### [Task statement]
The listing below should be copied in full, word for word.

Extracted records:
┄┄┄┄┄┄┄┄┄┄
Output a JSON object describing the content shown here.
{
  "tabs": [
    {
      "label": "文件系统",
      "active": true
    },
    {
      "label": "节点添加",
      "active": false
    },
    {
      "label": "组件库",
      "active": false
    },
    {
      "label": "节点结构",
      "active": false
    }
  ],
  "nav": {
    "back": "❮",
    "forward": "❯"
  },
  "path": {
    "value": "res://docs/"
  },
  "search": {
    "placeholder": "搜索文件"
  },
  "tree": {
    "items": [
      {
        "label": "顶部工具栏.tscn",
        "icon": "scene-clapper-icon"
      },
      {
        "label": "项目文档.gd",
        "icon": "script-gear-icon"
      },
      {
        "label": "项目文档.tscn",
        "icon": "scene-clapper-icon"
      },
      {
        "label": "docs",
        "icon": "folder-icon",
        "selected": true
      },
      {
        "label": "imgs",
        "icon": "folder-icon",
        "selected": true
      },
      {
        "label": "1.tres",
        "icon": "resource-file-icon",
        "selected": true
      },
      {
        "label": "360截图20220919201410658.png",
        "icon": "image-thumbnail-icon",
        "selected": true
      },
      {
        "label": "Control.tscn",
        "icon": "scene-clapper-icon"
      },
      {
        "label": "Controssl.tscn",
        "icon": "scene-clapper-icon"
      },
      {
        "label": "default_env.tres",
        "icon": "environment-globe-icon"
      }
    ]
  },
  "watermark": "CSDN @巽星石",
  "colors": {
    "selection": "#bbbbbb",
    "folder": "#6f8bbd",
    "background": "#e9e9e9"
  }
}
┄┄┄┄┄┄┄┄┄┄
### [Answer to the task]
Output a JSON object describing the content shown here.
{
  "tabs": [
    {
      "label": "文件系统",
      "active": true
    },
    {
      "label": "节点添加",
      "active": false
    },
    {
      "label": "组件库",
      "active": false
    },
    {
      "label": "节点结构",
      "active": false
    }
  ],
  "nav": {
    "back": "❮",
    "forward": "❯"
  },
  "path": {
    "value": "res://docs/"
  },
  "search": {
    "placeholder": "搜索文件"
  },
  "tree": {
    "items": [
      {
        "label": "顶部工具栏.tscn",
        "icon": "scene-clapper-icon"
      },
      {
        "label": "项目文档.gd",
        "icon": "script-gear-icon"
      },
      {
        "label": "项目文档.tscn",
        "icon": "scene-clapper-icon"
      },
      {
        "label": "docs",
        "icon": "folder-icon",
        "selected": true
      },
      {
        "label": "imgs",
        "icon": "folder-icon",
        "selected": true
      },
      {
        "label": "1.tres",
        "icon": "resource-file-icon",
        "selected": true
      },
      {
        "label": "360截图20220919201410658.png",
        "icon": "image-thumbnail-icon",
        "selected": true
      },
      {
        "label": "Control.tscn",
        "icon": "scene-clapper-icon"
      },
      {
        "label": "Controssl.tscn",
        "icon": "scene-clapper-icon"
      },
      {
        "label": "default_env.tres",
        "icon": "environment-globe-icon"
      }
    ]
  },
  "watermark": "CSDN @巽星石",
  "colors": {
    "selection": "#bbbbbb",
    "folder": "#6f8bbd",
    "background": "#e9e9e9"
  }
}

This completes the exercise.